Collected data
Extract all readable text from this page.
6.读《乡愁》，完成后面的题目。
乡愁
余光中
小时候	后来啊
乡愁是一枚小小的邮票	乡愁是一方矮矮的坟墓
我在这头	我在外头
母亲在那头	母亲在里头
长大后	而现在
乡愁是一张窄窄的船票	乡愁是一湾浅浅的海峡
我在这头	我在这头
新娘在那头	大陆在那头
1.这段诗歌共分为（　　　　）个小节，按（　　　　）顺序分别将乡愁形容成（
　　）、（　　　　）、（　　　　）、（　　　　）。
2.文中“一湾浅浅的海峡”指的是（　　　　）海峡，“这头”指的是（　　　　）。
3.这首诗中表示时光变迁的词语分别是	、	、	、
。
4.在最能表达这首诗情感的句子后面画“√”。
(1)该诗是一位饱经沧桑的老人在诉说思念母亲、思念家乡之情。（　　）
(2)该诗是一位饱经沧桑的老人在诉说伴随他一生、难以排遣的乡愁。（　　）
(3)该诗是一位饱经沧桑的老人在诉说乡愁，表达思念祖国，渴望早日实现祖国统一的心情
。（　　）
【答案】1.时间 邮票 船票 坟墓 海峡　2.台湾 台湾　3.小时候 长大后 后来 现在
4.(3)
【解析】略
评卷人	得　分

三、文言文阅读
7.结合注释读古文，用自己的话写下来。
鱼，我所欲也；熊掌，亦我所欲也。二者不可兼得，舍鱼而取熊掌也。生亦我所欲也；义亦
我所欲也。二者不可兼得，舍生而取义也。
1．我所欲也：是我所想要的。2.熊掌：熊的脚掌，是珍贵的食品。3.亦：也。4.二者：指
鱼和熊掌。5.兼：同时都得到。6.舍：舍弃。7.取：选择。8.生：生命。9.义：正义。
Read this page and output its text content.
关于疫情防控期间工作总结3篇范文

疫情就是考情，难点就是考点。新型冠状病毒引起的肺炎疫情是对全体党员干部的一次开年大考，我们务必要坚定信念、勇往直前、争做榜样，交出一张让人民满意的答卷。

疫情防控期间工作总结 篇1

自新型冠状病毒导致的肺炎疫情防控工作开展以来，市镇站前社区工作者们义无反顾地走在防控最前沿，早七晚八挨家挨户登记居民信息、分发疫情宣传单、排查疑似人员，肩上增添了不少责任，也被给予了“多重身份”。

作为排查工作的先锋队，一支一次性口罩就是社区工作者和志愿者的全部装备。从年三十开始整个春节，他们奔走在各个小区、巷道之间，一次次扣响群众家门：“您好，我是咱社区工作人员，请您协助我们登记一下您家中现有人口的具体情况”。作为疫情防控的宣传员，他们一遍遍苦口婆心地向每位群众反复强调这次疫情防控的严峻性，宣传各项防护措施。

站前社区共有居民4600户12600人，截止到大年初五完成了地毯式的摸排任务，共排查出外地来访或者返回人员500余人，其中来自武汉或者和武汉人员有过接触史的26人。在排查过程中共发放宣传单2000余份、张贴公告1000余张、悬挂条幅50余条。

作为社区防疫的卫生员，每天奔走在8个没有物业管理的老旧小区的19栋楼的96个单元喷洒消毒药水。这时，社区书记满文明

Challenge:
Copy every line in the records above that contains the word "page".

Solution to this problem:
Extract all readable text from this page.
Read this page and output its text content.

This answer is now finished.